▶ _REQUIRED WORK_
Please quote every one of the lines below word for word, leaving out the pictures.

▶ _SUPPLIED DATA_
__________

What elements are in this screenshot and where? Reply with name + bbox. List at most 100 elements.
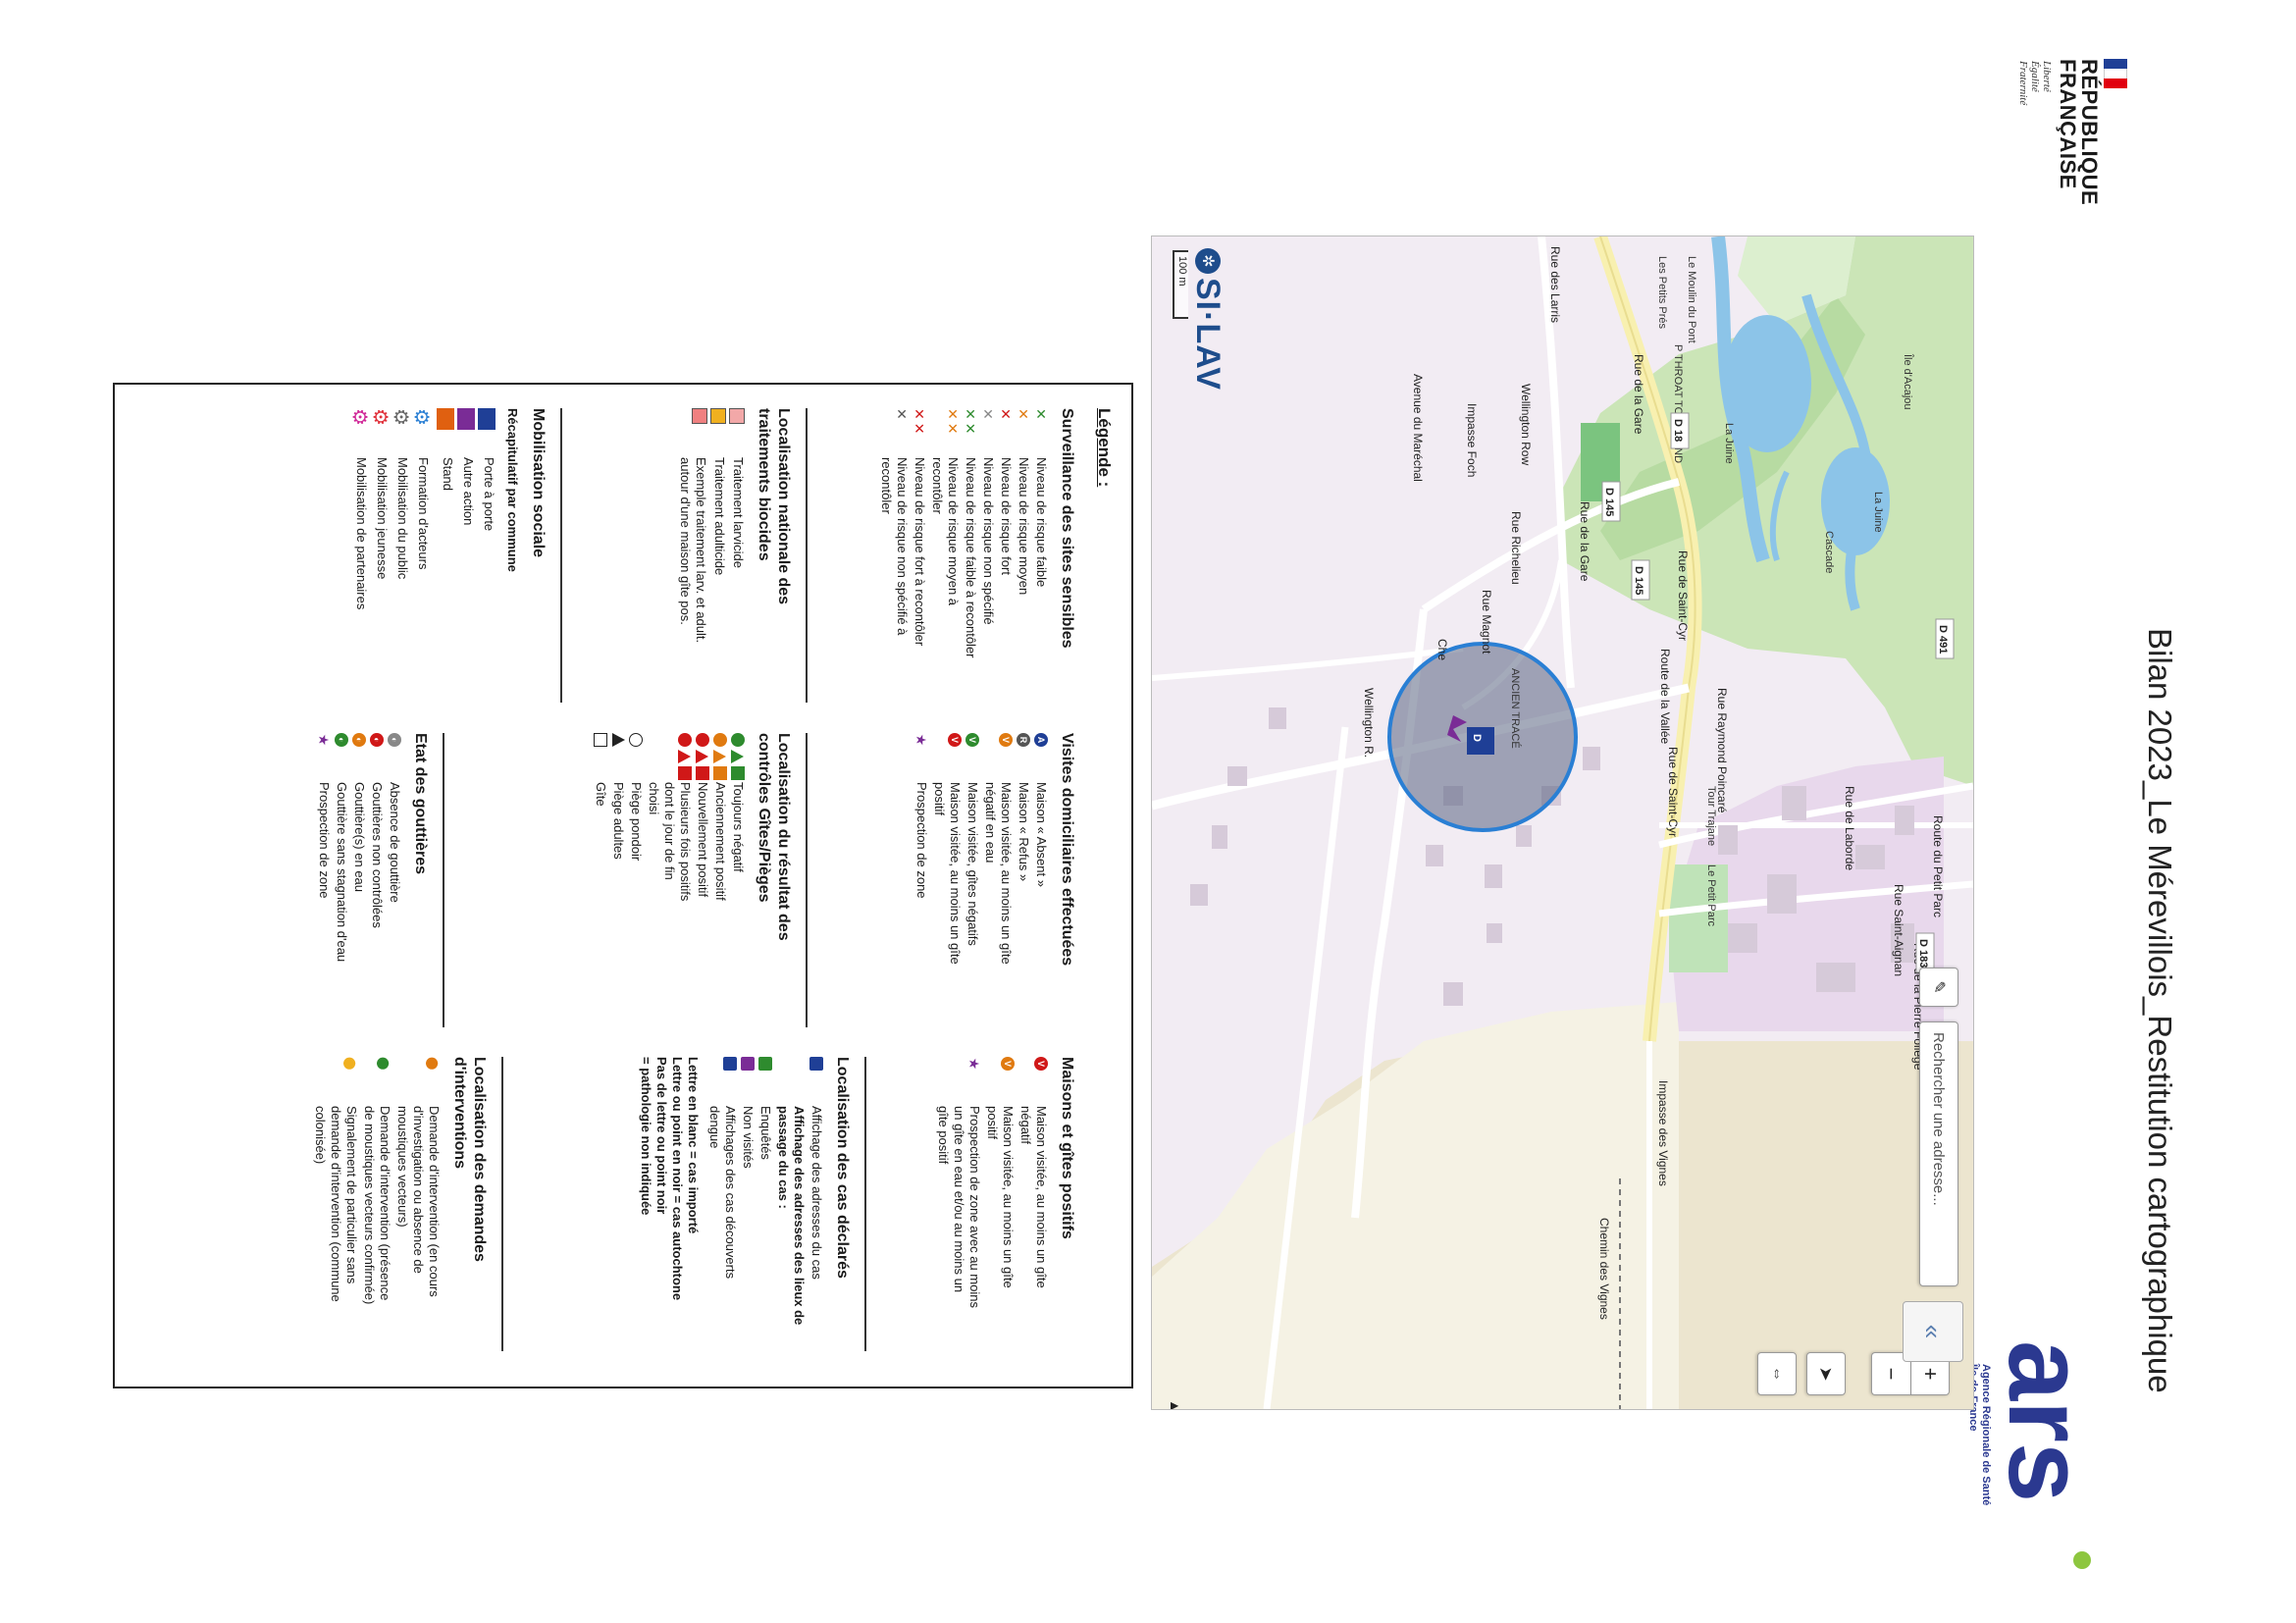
controle-item: Gîte (593, 733, 608, 1037)
circle-marker: ★ (316, 733, 332, 747)
cross-marker: ✕ (980, 408, 996, 420)
label-rue-de-la-gare: Rue de la Gare (1578, 501, 1592, 582)
cas-note: Lettre en blanc = cas importé (686, 1057, 701, 1234)
cas-item-label: Non visités (740, 1106, 756, 1361)
demande-item-label-line: d'investigation ou absence de (411, 1106, 426, 1274)
cross-marker: ✕ (963, 408, 978, 420)
visite-item-label-line: Maison « Refus » (1017, 782, 1031, 882)
visite-item-symbol: ★ (913, 733, 929, 782)
demande-item-symbol: ⬤ (425, 1057, 442, 1106)
mobilisation-gear-item-label: Mobilisation jeunesse (374, 457, 390, 712)
surveillance-item-symbol: ✕ (1033, 408, 1049, 457)
visite-item: ★ Prospection de zone (913, 733, 929, 1037)
biocide-item-label: Traitement larvicide (730, 457, 746, 712)
demandes-heading-line-2: d'interventions (451, 1057, 468, 1170)
controle-item: Nouvellement positif (695, 733, 710, 1037)
surveillance-item-label-line: Niveau de risque moyen à (946, 457, 961, 606)
visite-item-label: Prospection de zone (913, 782, 929, 1037)
circle-marker: ◐ (370, 733, 384, 747)
demande-item-label-line: Demande d'intervention (présence (378, 1106, 392, 1301)
cross-marker: ✕ (945, 422, 961, 435)
label-rue-magnot: Rue Magnot (1480, 590, 1493, 654)
controle-item: Plusieurs fois positifs dont le jour de f… (646, 733, 693, 1037)
cross-marker: ✕ (1033, 408, 1049, 420)
divider (806, 733, 808, 1027)
lake-west (1723, 315, 1811, 452)
surveillance-item: ✕ Niveau de risque non spécifié à recontôl… (878, 408, 910, 712)
gear-icon: ⚙ (390, 408, 411, 426)
gouttiere-item-label: Gouttière sans stagnation d'eau (334, 782, 349, 1037)
mobilisation-item-label-line: Autre action (461, 457, 476, 526)
address-search-input[interactable]: Rechercher une adresse... (1919, 1021, 1958, 1286)
surveillance-item-label: Niveau de risque faible (1033, 457, 1049, 712)
controle-item-label-line: Anciennement positif (713, 782, 728, 901)
demande-item-label-line: colonisée) (313, 1106, 328, 1165)
visite-item-symbol: A (1034, 733, 1049, 782)
visite-item: R Maison « Refus » (1016, 733, 1031, 1037)
visite-item-label-line: Maison visitée, gîtes négatifs (965, 782, 980, 946)
cross-marker: ✕ (945, 408, 961, 420)
drop-marker-icon: ⬤ (377, 1057, 391, 1071)
surveillance-heading: Surveillance des sites sensibles (1059, 408, 1075, 649)
label-petit-parc: Le Petit Parc (1705, 864, 1717, 926)
demandes-heading: Localisation des demandes d'intervention… (449, 1057, 489, 1361)
surveillance-item-symbol: ✕ (1016, 408, 1031, 457)
visite-item-label: Maison visitée, au moins un gîte positif (931, 782, 963, 1037)
mobilisation-item-label: Porte à porte (481, 457, 496, 712)
label-la-juine: La Juine (1723, 423, 1735, 464)
cas-list: Affichage des adresses du cas Affichage d… (706, 1057, 824, 1361)
visite-item-label-line: Maison « Absent » (1034, 782, 1049, 887)
label-rue-raymond-poincare: Rue Raymond Poincaré (1715, 688, 1729, 813)
demande-item-label-line: de moustiques vecteurs confirmée) (362, 1106, 377, 1305)
mobilisation-gear-item-label-line: Mobilisation du public (395, 457, 410, 580)
square-marker (723, 1057, 737, 1071)
compass-icon[interactable]: ➤ (1806, 1352, 1846, 1395)
cross-marker: ✕ (912, 422, 927, 435)
gouttieres-list: ◐ Absence de gouttière ◐ Gouttières non con… (316, 733, 402, 1037)
mobilisation-item-label-line: Stand (441, 457, 455, 491)
mobilisation-gear-item-symbol: ⚙ (369, 408, 391, 457)
circle-marker: V (1034, 1057, 1048, 1071)
mobilisation-item-label-line: Porte à porte (482, 457, 496, 532)
label-petits-pres: Les Petits Prés (1656, 256, 1668, 329)
gouttiere-item-symbol: ◐ (370, 733, 385, 782)
biocides-heading-line-2: traitements biocides (756, 408, 772, 561)
controle-item-label: Piège adultes (610, 782, 626, 1037)
positif-item-label-line: gîte positif (936, 1106, 951, 1165)
demandes-heading-line-1: Localisation des demandes (471, 1057, 488, 1262)
divider (864, 1057, 866, 1351)
surveillance-item-label-line: Niveau de risque non spécifié (981, 457, 996, 625)
mobilisation-list: Porte à porte Autre action Stand (437, 408, 496, 712)
expand-arrows-icon[interactable]: ⇔ (1757, 1352, 1797, 1395)
visite-item-label: Maison visitée, gîtes négatifs (965, 782, 980, 1037)
mobilisation-gear-item-label: Mobilisation de partenaires (353, 457, 369, 712)
controle-item: Toujours négatif (730, 733, 746, 1037)
square-marker (457, 408, 475, 430)
label-wellington-row: Wellington Row (1519, 384, 1533, 465)
cas-item: Affichages des cas découverts dengue (706, 1057, 738, 1361)
circle-marker: ◐ (335, 733, 348, 747)
surveillance-item-label-line: Niveau de risque fort (999, 457, 1014, 575)
silav-logo: ✲ SI·LAV (1188, 248, 1227, 391)
legend-column-3: Maisons et gîtes positifs V Maison visité… (933, 1057, 1076, 1361)
collapse-chevrons-icon[interactable]: « (1903, 1301, 1963, 1362)
surveillance-item-symbol: ✕ (894, 408, 910, 457)
gear-icon: ⚙ (369, 408, 391, 426)
motto-liberte: Liberté (2041, 61, 2053, 92)
ars-agency-name: Agence Régionale de Santé (1980, 1364, 1992, 1506)
visite-item-label: Maison « Refus » (1016, 782, 1031, 1037)
visite-item-label-line: Maison visitée, au moins un gîte (948, 782, 963, 965)
square-marker (809, 1057, 823, 1071)
map-view[interactable]: D La Juine La Juine Île d'Acajou Cascade… (1151, 236, 1974, 1410)
surveillance-item-label-line: recontôler (930, 457, 945, 514)
republic-line-2: FRANÇAISE (2056, 59, 2080, 189)
circle-marker: V (1001, 1057, 1015, 1071)
pencil-icon[interactable]: ✎ (1919, 968, 1958, 1007)
label-rue-saint-aignan: Rue Saint-Aignan (1892, 884, 1905, 976)
triangle-marker (696, 750, 709, 763)
mobilisation-gear-item: ⚙ Mobilisation du public (390, 408, 411, 712)
positif-item: V Maison visitée, au moins un gîte négatif (1018, 1057, 1049, 1361)
badge-d145b: D 145 (1603, 488, 1615, 516)
positif-item: ★ Prospection de zone avec au moins un gît… (935, 1057, 982, 1361)
silav-logo-icon: ✲ (1195, 248, 1221, 274)
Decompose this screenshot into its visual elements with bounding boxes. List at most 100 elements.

__________

▶ _RESULT OF THE EXERCISE_
What elements are in this screenshot and where? Reply with name + bbox. List at most 100 elements.
controle-item: Gîte (593, 733, 608, 1037)
circle-marker: ★ (316, 733, 332, 747)
cross-marker: ✕ (980, 408, 996, 420)
label-rue-de-la-gare: Rue de la Gare (1578, 501, 1592, 582)
cas-note: Lettre en blanc = cas importé (686, 1057, 701, 1234)
cas-item-label: Non visités (740, 1106, 756, 1361)
demande-item-label-line: d'investigation ou absence de (411, 1106, 426, 1274)
cross-marker: ✕ (963, 408, 978, 420)
visite-item-label-line: Maison « Refus » (1017, 782, 1031, 882)
visite-item-symbol: ★ (913, 733, 929, 782)
demande-item-symbol: ⬤ (425, 1057, 442, 1106)
mobilisation-gear-item-label: Mobilisation jeunesse (374, 457, 390, 712)
surveillance-item-symbol: ✕ (1033, 408, 1049, 457)
visite-item: ★ Prospection de zone (913, 733, 929, 1037)
biocide-item-label: Traitement larvicide (730, 457, 746, 712)
demandes-heading-line-2: d'interventions (451, 1057, 468, 1170)
controle-item: Nouvellement positif (695, 733, 710, 1037)
surveillance-item-label-line: Niveau de risque moyen à (946, 457, 961, 606)
visite-item-label: Prospection de zone (913, 782, 929, 1037)
circle-marker: ◐ (370, 733, 384, 747)
demande-item-label-line: Demande d'intervention (présence (378, 1106, 392, 1301)
cross-marker: ✕ (945, 422, 961, 435)
label-rue-magnot: Rue Magnot (1480, 590, 1493, 654)
controle-item: Plusieurs fois positifs dont le jour de f… (646, 733, 693, 1037)
cross-marker: ✕ (1033, 408, 1049, 420)
divider (806, 733, 808, 1027)
lake-west (1723, 315, 1811, 452)
surveillance-item: ✕ Niveau de risque non spécifié à recontôl… (878, 408, 910, 712)
gear-icon: ⚙ (390, 408, 411, 426)
gouttiere-item-label: Gouttière sans stagnation d'eau (334, 782, 349, 1037)
mobilisation-item-label-line: Autre action (461, 457, 476, 526)
address-search-input[interactable]: Rechercher une adresse... (1919, 1021, 1958, 1286)
surveillance-item-label: Niveau de risque faible (1033, 457, 1049, 712)
controle-item-label-line: Anciennement positif (713, 782, 728, 901)
demande-item-label-line: colonisée) (313, 1106, 328, 1165)
visite-item-symbol: A (1034, 733, 1049, 782)
visite-item: R Maison « Refus » (1016, 733, 1031, 1037)
visite-item-label-line: Maison visitée, gîtes négatifs (965, 782, 980, 946)
cross-marker: ✕ (945, 408, 961, 420)
drop-marker-icon: ⬤ (377, 1057, 391, 1071)
surveillance-heading: Surveillance des sites sensibles (1059, 408, 1075, 649)
label-petit-parc: Le Petit Parc (1705, 864, 1717, 926)
demandes-heading: Localisation des demandes d'intervention… (449, 1057, 489, 1361)
surveillance-item-symbol: ✕ (1016, 408, 1031, 457)
visite-item-label: Maison visitée, au moins un gîte positif (931, 782, 963, 1037)
mobilisation-item-label: Porte à porte (481, 457, 496, 712)
label-la-juine: La Juine (1723, 423, 1735, 464)
cas-list: Affichage des adresses du cas Affichage d… (706, 1057, 824, 1361)
visite-item-label-line: Maison « Absent » (1034, 782, 1049, 887)
label-rue-raymond-poincare: Rue Raymond Poincaré (1715, 688, 1729, 813)
demande-item-label-line: de moustiques vecteurs confirmée) (362, 1106, 377, 1305)
mobilisation-gear-item-label-line: Mobilisation du public (395, 457, 410, 580)
square-marker (723, 1057, 737, 1071)
compass-icon[interactable]: ➤ (1806, 1352, 1846, 1395)
cross-marker: ✕ (912, 422, 927, 435)
gouttieres-list: ◐ Absence de gouttière ◐ Gouttières non con… (316, 733, 402, 1037)
mobilisation-item-label-line: Stand (441, 457, 455, 491)
mobilisation-gear-item-symbol: ⚙ (369, 408, 391, 457)
circle-marker: V (1034, 1057, 1048, 1071)
mobilisation-item-label-line: Porte à porte (482, 457, 496, 532)
label-petits-pres: Les Petits Prés (1656, 256, 1668, 329)
gouttiere-item-symbol: ◐ (370, 733, 385, 782)
biocides-heading-line-2: traitements biocides (756, 408, 772, 561)
controle-item-label: Piège adultes (610, 782, 626, 1037)
positif-item-label-line: gîte positif (936, 1106, 951, 1165)
demandes-heading-line-1: Localisation des demandes (471, 1057, 488, 1262)
divider (864, 1057, 866, 1351)
surveillance-item-label-line: Niveau de risque non spécifié (981, 457, 996, 625)
mobilisation-list: Porte à porte Autre action Stand (437, 408, 496, 712)
expand-arrows-icon[interactable]: ⇔ (1757, 1352, 1797, 1395)
visite-item-label: Maison visitée, gîtes négatifs (965, 782, 980, 1037)
mobilisation-gear-item-label: Mobilisation de partenaires (353, 457, 369, 712)
controle-item: Toujours négatif (730, 733, 746, 1037)
square-marker (457, 408, 475, 430)
label-wellington-row: Wellington Row (1519, 384, 1533, 465)
cas-item: Affichages des cas découverts dengue (706, 1057, 738, 1361)
circle-marker: ◐ (335, 733, 348, 747)
surveillance-item-label-line: Niveau de risque fort (999, 457, 1014, 575)
silav-logo: ✲ SI·LAV (1188, 248, 1227, 391)
legend-column-3: Maisons et gîtes positifs V Maison visité… (933, 1057, 1076, 1361)
collapse-chevrons-icon[interactable]: « (1903, 1301, 1963, 1362)
surveillance-item-symbol: ✕ (894, 408, 910, 457)
gear-icon: ⚙ (369, 408, 391, 426)
motto-liberte: Liberté (2041, 61, 2053, 92)
ars-agency-name: Agence Régionale de Santé (1980, 1364, 1992, 1506)
visite-item-label: Maison « Refus » (1016, 782, 1031, 1037)
visite-item-label-line: Maison visitée, au moins un gîte (948, 782, 963, 965)
square-marker (809, 1057, 823, 1071)
map-view[interactable]: D La Juine La Juine Île d'Acajou Cascade… (1151, 236, 1974, 1410)
surveillance-item-label-line: recontôler (930, 457, 945, 514)
republic-line-2: FRANÇAISE (2056, 59, 2080, 189)
circle-marker: V (1001, 1057, 1015, 1071)
pencil-icon[interactable]: ✎ (1919, 968, 1958, 1007)
label-rue-saint-aignan: Rue Saint-Aignan (1892, 884, 1905, 976)
triangle-marker (696, 750, 709, 763)
mobilisation-gear-item: ⚙ Mobilisation du public (390, 408, 411, 712)
positif-item: V Maison visitée, au moins un gîte négatif (1018, 1057, 1049, 1361)
badge-d145b: D 145 (1603, 488, 1615, 516)
positif-item: ★ Prospection de zone avec au moins un gît… (935, 1057, 982, 1361)
silav-logo-icon: ✲ (1195, 248, 1221, 274)
Decompose this screenshot into its visual elements with bounding boxes. List at most 100 elements.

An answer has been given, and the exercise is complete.